(Data items)

## begin

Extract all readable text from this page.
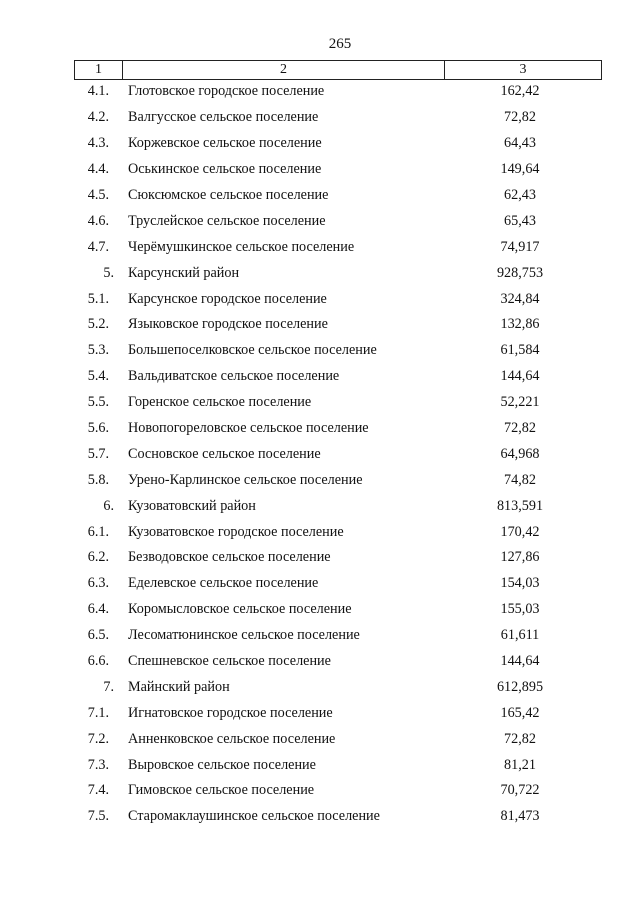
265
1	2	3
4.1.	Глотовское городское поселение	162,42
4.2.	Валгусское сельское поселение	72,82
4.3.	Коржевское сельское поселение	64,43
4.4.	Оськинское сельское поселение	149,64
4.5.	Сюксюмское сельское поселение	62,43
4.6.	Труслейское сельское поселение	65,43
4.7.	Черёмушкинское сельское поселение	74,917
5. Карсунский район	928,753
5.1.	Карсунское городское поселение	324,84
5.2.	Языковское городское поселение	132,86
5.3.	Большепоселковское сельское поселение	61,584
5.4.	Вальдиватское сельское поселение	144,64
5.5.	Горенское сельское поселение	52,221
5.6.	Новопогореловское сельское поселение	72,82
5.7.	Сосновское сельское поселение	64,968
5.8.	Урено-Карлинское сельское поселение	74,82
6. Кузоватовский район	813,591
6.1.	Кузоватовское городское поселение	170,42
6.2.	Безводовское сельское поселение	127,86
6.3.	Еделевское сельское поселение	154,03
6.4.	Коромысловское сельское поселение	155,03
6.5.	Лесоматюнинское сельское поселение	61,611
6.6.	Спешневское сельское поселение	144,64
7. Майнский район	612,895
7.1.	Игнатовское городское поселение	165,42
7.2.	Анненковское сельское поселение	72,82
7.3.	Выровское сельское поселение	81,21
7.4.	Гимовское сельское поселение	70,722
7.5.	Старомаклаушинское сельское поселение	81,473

## end

WHAT TO WORK ON
All records must be output exactly as they are, except for the pictures, which are left out.

ANSWER FOR THE TASK
Extract all readable text from this page.
265
1	2	3
4.1.	Глотовское городское поселение	162,42
4.2.	Валгусское сельское поселение	72,82
4.3.	Коржевское сельское поселение	64,43
4.4.	Оськинское сельское поселение	149,64
4.5.	Сюксюмское сельское поселение	62,43
4.6.	Труслейское сельское поселение	65,43
4.7.	Черёмушкинское сельское поселение	74,917
5. Карсунский район	928,753
5.1.	Карсунское городское поселение	324,84
5.2.	Языковское городское поселение	132,86
5.3.	Большепоселковское сельское поселение	61,584
5.4.	Вальдиватское сельское поселение	144,64
5.5.	Горенское сельское поселение	52,221
5.6.	Новопогореловское сельское поселение	72,82
5.7.	Сосновское сельское поселение	64,968
5.8.	Урено-Карлинское сельское поселение	74,82
6. Кузоватовский район	813,591
6.1.	Кузоватовское городское поселение	170,42
6.2.	Безводовское сельское поселение	127,86
6.3.	Еделевское сельское поселение	154,03
6.4.	Коромысловское сельское поселение	155,03
6.5.	Лесоматюнинское сельское поселение	61,611
6.6.	Спешневское сельское поселение	144,64
7. Майнский район	612,895
7.1.	Игнатовское городское поселение	165,42
7.2.	Анненковское сельское поселение	72,82
7.3.	Выровское сельское поселение	81,21
7.4.	Гимовское сельское поселение	70,722
7.5.	Старомаклаушинское сельское поселение	81,473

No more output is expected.